_PROMPT_
Copy out all the entries word for word.

[Collected data]
>>>
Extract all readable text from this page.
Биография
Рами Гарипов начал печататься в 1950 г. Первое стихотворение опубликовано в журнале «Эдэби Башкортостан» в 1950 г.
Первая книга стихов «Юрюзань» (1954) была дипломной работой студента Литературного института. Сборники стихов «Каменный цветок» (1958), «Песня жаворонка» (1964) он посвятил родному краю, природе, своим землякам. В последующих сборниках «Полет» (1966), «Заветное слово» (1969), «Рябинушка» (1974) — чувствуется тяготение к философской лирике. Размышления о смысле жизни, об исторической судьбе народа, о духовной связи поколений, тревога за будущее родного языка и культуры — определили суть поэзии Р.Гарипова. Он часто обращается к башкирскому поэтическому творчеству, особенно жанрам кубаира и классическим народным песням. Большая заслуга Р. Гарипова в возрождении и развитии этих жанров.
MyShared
<<<
_WRITTEN REPLY_
Extract all readable text from this page.
Биография
Рами Гарипов начал печататься в 1950 г. Первое стихотворение опубликовано в журнале «Эдэби Башкортостан» в 1950 г.
Первая книга стихов «Юрюзань» (1954) была дипломной работой студента Литературного института. Сборники стихов «Каменный цветок» (1958), «Песня жаворонка» (1964) он посвятил родному краю, природе, своим землякам. В последующих сборниках «Полет» (1966), «Заветное слово» (1969), «Рябинушка» (1974) — чувствуется тяготение к философской лирике. Размышления о смысле жизни, об исторической судьбе народа, о духовной связи поколений, тревога за будущее родного языка и культуры — определили суть поэзии Р.Гарипова. Он часто обращается к башкирскому поэтическому творчеству, особенно жанрам кубаира и классическим народным песням. Большая заслуга Р. Гарипова в возрождении и развитии этих жанров.
MyShared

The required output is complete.